Items:
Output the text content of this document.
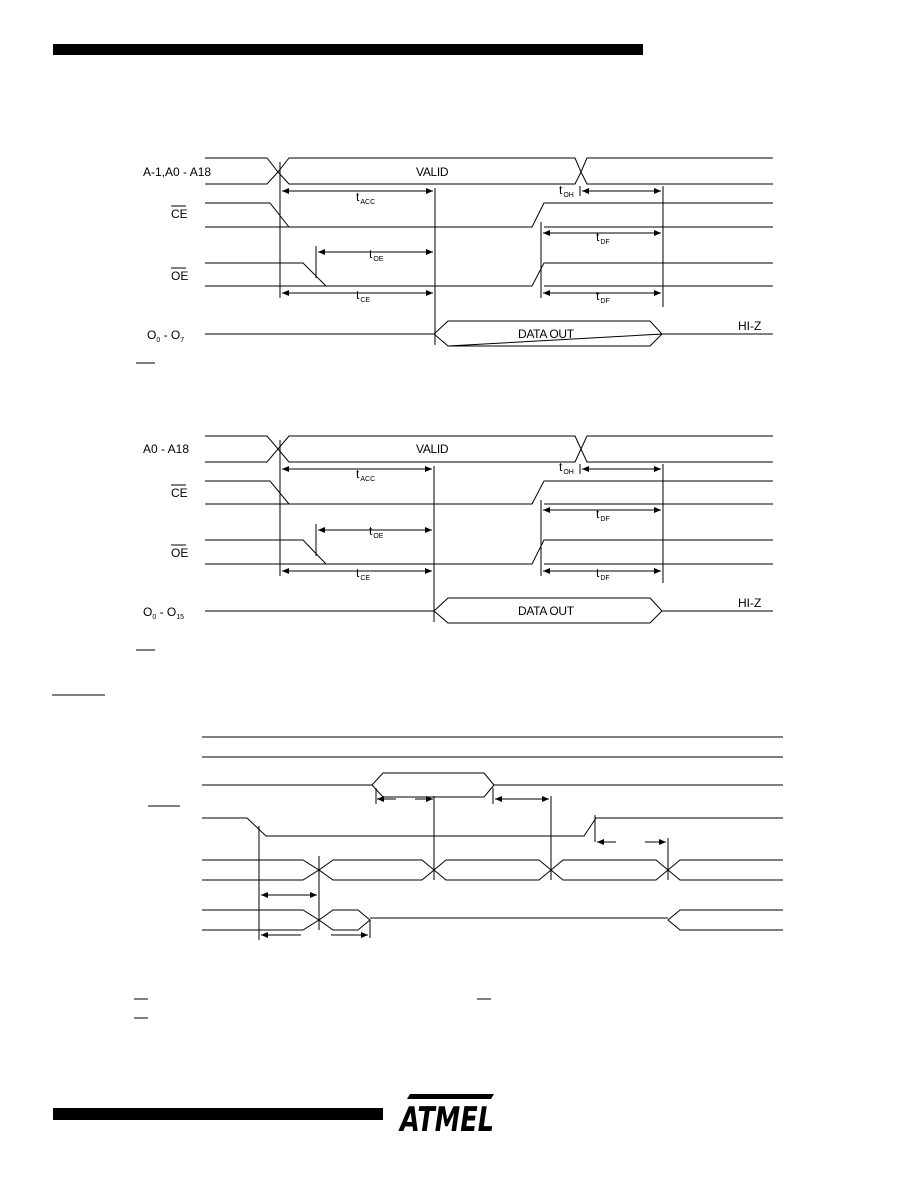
A-1,A0 - A18	VALID
$t_{ACC}$
$t_{OH}$
CE
$t_{DF}$
$t_{OE}$
OE
$t_{CE}$	$t_{DF}$
DATA OUT
HI-Z
$O_0 - O_7$
A0 - A18	VALID
$t_{ACC}$
$t_{OH}$
CE
$t_{DF}$
$t_{OE}$
OE
$t_{CE}$	$t_{DF}$
DATA OUT
HI-Z
$O_0 - O_{15}$
ATMEL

Description of the task: Repeat the records above verbatim, with no pictures in the result.

Answer to the exercise:
Output the text content of this document.
A-1,A0 - A18	VALID
$t_{ACC}$
$t_{OH}$
CE
$t_{DF}$
$t_{OE}$
OE
$t_{CE}$	$t_{DF}$
DATA OUT
HI-Z
$O_0 - O_7$
A0 - A18	VALID
$t_{ACC}$
$t_{OH}$
CE
$t_{DF}$
$t_{OE}$
OE
$t_{CE}$	$t_{DF}$
DATA OUT
HI-Z
$O_0 - O_{15}$
ATMEL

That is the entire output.